◆ The exercise ◆
Reproduce all the entries precisely.

··· Supplied information ···

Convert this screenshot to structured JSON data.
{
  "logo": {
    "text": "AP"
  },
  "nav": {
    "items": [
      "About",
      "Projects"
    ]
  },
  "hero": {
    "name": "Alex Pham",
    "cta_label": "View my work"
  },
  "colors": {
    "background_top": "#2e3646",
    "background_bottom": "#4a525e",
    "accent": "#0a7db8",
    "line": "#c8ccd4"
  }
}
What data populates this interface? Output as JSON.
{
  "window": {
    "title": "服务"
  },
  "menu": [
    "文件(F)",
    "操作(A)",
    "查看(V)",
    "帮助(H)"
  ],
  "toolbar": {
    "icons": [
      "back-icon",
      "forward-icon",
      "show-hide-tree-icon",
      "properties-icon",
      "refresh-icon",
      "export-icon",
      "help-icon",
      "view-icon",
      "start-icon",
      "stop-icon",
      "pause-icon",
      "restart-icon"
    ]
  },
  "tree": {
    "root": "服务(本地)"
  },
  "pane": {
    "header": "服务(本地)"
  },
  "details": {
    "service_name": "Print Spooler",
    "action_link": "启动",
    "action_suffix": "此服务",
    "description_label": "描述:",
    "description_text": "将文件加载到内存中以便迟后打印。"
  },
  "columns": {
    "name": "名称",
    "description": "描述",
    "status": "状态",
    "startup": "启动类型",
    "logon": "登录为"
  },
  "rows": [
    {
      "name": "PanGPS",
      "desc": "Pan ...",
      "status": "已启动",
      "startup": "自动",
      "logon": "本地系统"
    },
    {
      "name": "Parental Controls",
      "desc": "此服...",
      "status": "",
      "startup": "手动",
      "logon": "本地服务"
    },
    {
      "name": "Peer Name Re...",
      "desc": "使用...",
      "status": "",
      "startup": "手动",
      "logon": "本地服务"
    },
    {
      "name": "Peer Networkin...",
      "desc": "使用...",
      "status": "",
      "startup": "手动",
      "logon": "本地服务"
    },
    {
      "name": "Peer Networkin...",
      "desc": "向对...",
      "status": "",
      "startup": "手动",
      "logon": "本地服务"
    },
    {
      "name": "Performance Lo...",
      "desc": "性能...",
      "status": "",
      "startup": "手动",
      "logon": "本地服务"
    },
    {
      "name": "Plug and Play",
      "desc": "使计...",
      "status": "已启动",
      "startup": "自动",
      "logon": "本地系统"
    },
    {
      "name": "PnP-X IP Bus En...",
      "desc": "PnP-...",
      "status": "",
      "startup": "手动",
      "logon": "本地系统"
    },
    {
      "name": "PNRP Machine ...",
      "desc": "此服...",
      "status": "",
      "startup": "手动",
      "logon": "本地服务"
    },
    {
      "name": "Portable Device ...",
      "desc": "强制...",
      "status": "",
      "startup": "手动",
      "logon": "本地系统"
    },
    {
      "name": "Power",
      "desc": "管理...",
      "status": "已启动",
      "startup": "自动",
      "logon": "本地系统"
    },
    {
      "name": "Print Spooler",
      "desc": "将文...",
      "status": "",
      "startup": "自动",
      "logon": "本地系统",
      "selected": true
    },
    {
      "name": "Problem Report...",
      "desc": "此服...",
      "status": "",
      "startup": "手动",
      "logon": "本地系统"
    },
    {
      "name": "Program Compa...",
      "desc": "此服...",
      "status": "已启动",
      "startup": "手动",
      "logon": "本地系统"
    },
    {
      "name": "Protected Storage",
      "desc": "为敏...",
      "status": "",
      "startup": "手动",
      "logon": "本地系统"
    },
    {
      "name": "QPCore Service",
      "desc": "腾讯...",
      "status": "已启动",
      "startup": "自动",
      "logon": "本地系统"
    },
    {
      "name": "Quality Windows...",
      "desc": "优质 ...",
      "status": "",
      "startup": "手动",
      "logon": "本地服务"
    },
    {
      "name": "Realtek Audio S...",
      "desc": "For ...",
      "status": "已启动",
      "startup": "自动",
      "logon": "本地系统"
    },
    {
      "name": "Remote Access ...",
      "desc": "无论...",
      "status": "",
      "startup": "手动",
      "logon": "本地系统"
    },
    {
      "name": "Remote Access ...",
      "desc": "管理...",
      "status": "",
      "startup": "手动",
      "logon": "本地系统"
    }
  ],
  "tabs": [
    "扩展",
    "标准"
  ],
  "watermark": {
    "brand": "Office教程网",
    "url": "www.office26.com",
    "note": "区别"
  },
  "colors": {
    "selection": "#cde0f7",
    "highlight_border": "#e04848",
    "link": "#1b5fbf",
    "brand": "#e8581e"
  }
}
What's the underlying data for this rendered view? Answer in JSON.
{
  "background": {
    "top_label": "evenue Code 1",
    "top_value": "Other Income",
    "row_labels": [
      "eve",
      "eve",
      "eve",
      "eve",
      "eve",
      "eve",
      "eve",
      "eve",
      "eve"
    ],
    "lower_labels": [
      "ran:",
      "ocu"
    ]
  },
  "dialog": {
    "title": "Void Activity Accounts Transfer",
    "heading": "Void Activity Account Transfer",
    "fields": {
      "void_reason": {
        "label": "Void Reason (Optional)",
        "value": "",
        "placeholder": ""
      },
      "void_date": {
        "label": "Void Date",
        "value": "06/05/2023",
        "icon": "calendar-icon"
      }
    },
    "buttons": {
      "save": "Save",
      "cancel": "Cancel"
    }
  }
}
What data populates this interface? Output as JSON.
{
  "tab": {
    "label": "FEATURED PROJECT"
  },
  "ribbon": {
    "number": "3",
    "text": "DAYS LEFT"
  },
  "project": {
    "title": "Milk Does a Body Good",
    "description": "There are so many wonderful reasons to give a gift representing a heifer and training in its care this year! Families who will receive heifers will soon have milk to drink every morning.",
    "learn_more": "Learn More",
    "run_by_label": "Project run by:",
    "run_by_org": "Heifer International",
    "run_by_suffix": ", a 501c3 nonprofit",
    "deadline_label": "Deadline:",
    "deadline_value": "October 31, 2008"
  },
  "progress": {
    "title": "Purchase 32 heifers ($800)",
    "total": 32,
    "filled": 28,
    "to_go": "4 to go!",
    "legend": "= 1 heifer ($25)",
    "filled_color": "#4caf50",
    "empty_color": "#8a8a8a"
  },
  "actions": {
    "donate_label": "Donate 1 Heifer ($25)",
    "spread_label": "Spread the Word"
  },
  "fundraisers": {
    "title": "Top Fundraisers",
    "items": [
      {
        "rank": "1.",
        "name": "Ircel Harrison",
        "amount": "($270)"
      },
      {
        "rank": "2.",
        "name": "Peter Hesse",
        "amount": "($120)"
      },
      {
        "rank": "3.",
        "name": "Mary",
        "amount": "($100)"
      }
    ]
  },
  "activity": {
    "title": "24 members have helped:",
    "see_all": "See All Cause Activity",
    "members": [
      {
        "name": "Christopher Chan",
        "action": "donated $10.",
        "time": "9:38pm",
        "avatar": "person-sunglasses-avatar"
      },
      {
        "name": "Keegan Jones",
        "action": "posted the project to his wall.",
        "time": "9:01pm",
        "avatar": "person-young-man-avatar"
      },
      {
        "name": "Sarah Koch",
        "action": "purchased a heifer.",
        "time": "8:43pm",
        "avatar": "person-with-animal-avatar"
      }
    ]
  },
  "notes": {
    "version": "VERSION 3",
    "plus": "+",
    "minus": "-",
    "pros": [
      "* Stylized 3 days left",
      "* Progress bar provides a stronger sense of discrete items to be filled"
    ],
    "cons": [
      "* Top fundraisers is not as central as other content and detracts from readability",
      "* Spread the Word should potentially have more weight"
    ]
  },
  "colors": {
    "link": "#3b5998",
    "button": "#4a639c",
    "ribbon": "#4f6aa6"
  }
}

···

◆ Answer below ◆
Convert this screenshot to structured JSON data.
{
  "logo": {
    "text": "AP"
  },
  "nav": {
    "items": [
      "About",
      "Projects"
    ]
  },
  "hero": {
    "name": "Alex Pham",
    "cta_label": "View my work"
  },
  "colors": {
    "background_top": "#2e3646",
    "background_bottom": "#4a525e",
    "accent": "#0a7db8",
    "line": "#c8ccd4"
  }
}
What data populates this interface? Output as JSON.
{
  "window": {
    "title": "服务"
  },
  "menu": [
    "文件(F)",
    "操作(A)",
    "查看(V)",
    "帮助(H)"
  ],
  "toolbar": {
    "icons": [
      "back-icon",
      "forward-icon",
      "show-hide-tree-icon",
      "properties-icon",
      "refresh-icon",
      "export-icon",
      "help-icon",
      "view-icon",
      "start-icon",
      "stop-icon",
      "pause-icon",
      "restart-icon"
    ]
  },
  "tree": {
    "root": "服务(本地)"
  },
  "pane": {
    "header": "服务(本地)"
  },
  "details": {
    "service_name": "Print Spooler",
    "action_link": "启动",
    "action_suffix": "此服务",
    "description_label": "描述:",
    "description_text": "将文件加载到内存中以便迟后打印。"
  },
  "columns": {
    "name": "名称",
    "description": "描述",
    "status": "状态",
    "startup": "启动类型",
    "logon": "登录为"
  },
  "rows": [
    {
      "name": "PanGPS",
      "desc": "Pan ...",
      "status": "已启动",
      "startup": "自动",
      "logon": "本地系统"
    },
    {
      "name": "Parental Controls",
      "desc": "此服...",
      "status": "",
      "startup": "手动",
      "logon": "本地服务"
    },
    {
      "name": "Peer Name Re...",
      "desc": "使用...",
      "status": "",
      "startup": "手动",
      "logon": "本地服务"
    },
    {
      "name": "Peer Networkin...",
      "desc": "使用...",
      "status": "",
      "startup": "手动",
      "logon": "本地服务"
    },
    {
      "name": "Peer Networkin...",
      "desc": "向对...",
      "status": "",
      "startup": "手动",
      "logon": "本地服务"
    },
    {
      "name": "Performance Lo...",
      "desc": "性能...",
      "status": "",
      "startup": "手动",
      "logon": "本地服务"
    },
    {
      "name": "Plug and Play",
      "desc": "使计...",
      "status": "已启动",
      "startup": "自动",
      "logon": "本地系统"
    },
    {
      "name": "PnP-X IP Bus En...",
      "desc": "PnP-...",
      "status": "",
      "startup": "手动",
      "logon": "本地系统"
    },
    {
      "name": "PNRP Machine ...",
      "desc": "此服...",
      "status": "",
      "startup": "手动",
      "logon": "本地服务"
    },
    {
      "name": "Portable Device ...",
      "desc": "强制...",
      "status": "",
      "startup": "手动",
      "logon": "本地系统"
    },
    {
      "name": "Power",
      "desc": "管理...",
      "status": "已启动",
      "startup": "自动",
      "logon": "本地系统"
    },
    {
      "name": "Print Spooler",
      "desc": "将文...",
      "status": "",
      "startup": "自动",
      "logon": "本地系统",
      "selected": true
    },
    {
      "name": "Problem Report...",
      "desc": "此服...",
      "status": "",
      "startup": "手动",
      "logon": "本地系统"
    },
    {
      "name": "Program Compa...",
      "desc": "此服...",
      "status": "已启动",
      "startup": "手动",
      "logon": "本地系统"
    },
    {
      "name": "Protected Storage",
      "desc": "为敏...",
      "status": "",
      "startup": "手动",
      "logon": "本地系统"
    },
    {
      "name": "QPCore Service",
      "desc": "腾讯...",
      "status": "已启动",
      "startup": "自动",
      "logon": "本地系统"
    },
    {
      "name": "Quality Windows...",
      "desc": "优质 ...",
      "status": "",
      "startup": "手动",
      "logon": "本地服务"
    },
    {
      "name": "Realtek Audio S...",
      "desc": "For ...",
      "status": "已启动",
      "startup": "自动",
      "logon": "本地系统"
    },
    {
      "name": "Remote Access ...",
      "desc": "无论...",
      "status": "",
      "startup": "手动",
      "logon": "本地系统"
    },
    {
      "name": "Remote Access ...",
      "desc": "管理...",
      "status": "",
      "startup": "手动",
      "logon": "本地系统"
    }
  ],
  "tabs": [
    "扩展",
    "标准"
  ],
  "watermark": {
    "brand": "Office教程网",
    "url": "www.office26.com",
    "note": "区别"
  },
  "colors": {
    "selection": "#cde0f7",
    "highlight_border": "#e04848",
    "link": "#1b5fbf",
    "brand": "#e8581e"
  }
}
What's the underlying data for this rendered view? Answer in JSON.
{
  "background": {
    "top_label": "evenue Code 1",
    "top_value": "Other Income",
    "row_labels": [
      "eve",
      "eve",
      "eve",
      "eve",
      "eve",
      "eve",
      "eve",
      "eve",
      "eve"
    ],
    "lower_labels": [
      "ran:",
      "ocu"
    ]
  },
  "dialog": {
    "title": "Void Activity Accounts Transfer",
    "heading": "Void Activity Account Transfer",
    "fields": {
      "void_reason": {
        "label": "Void Reason (Optional)",
        "value": "",
        "placeholder": ""
      },
      "void_date": {
        "label": "Void Date",
        "value": "06/05/2023",
        "icon": "calendar-icon"
      }
    },
    "buttons": {
      "save": "Save",
      "cancel": "Cancel"
    }
  }
}
What data populates this interface? Output as JSON.
{
  "tab": {
    "label": "FEATURED PROJECT"
  },
  "ribbon": {
    "number": "3",
    "text": "DAYS LEFT"
  },
  "project": {
    "title": "Milk Does a Body Good",
    "description": "There are so many wonderful reasons to give a gift representing a heifer and training in its care this year! Families who will receive heifers will soon have milk to drink every morning.",
    "learn_more": "Learn More",
    "run_by_label": "Project run by:",
    "run_by_org": "Heifer International",
    "run_by_suffix": ", a 501c3 nonprofit",
    "deadline_label": "Deadline:",
    "deadline_value": "October 31, 2008"
  },
  "progress": {
    "title": "Purchase 32 heifers ($800)",
    "total": 32,
    "filled": 28,
    "to_go": "4 to go!",
    "legend": "= 1 heifer ($25)",
    "filled_color": "#4caf50",
    "empty_color": "#8a8a8a"
  },
  "actions": {
    "donate_label": "Donate 1 Heifer ($25)",
    "spread_label": "Spread the Word"
  },
  "fundraisers": {
    "title": "Top Fundraisers",
    "items": [
      {
        "rank": "1.",
        "name": "Ircel Harrison",
        "amount": "($270)"
      },
      {
        "rank": "2.",
        "name": "Peter Hesse",
        "amount": "($120)"
      },
      {
        "rank": "3.",
        "name": "Mary",
        "amount": "($100)"
      }
    ]
  },
  "activity": {
    "title": "24 members have helped:",
    "see_all": "See All Cause Activity",
    "members": [
      {
        "name": "Christopher Chan",
        "action": "donated $10.",
        "time": "9:38pm",
        "avatar": "person-sunglasses-avatar"
      },
      {
        "name": "Keegan Jones",
        "action": "posted the project to his wall.",
        "time": "9:01pm",
        "avatar": "person-young-man-avatar"
      },
      {
        "name": "Sarah Koch",
        "action": "purchased a heifer.",
        "time": "8:43pm",
        "avatar": "person-with-animal-avatar"
      }
    ]
  },
  "notes": {
    "version": "VERSION 3",
    "plus": "+",
    "minus": "-",
    "pros": [
      "* Stylized 3 days left",
      "* Progress bar provides a stronger sense of discrete items to be filled"
    ],
    "cons": [
      "* Top fundraisers is not as central as other content and detracts from readability",
      "* Spread the Word should potentially have more weight"
    ]
  },
  "colors": {
    "link": "#3b5998",
    "button": "#4a639c",
    "ribbon": "#4f6aa6"
  }
}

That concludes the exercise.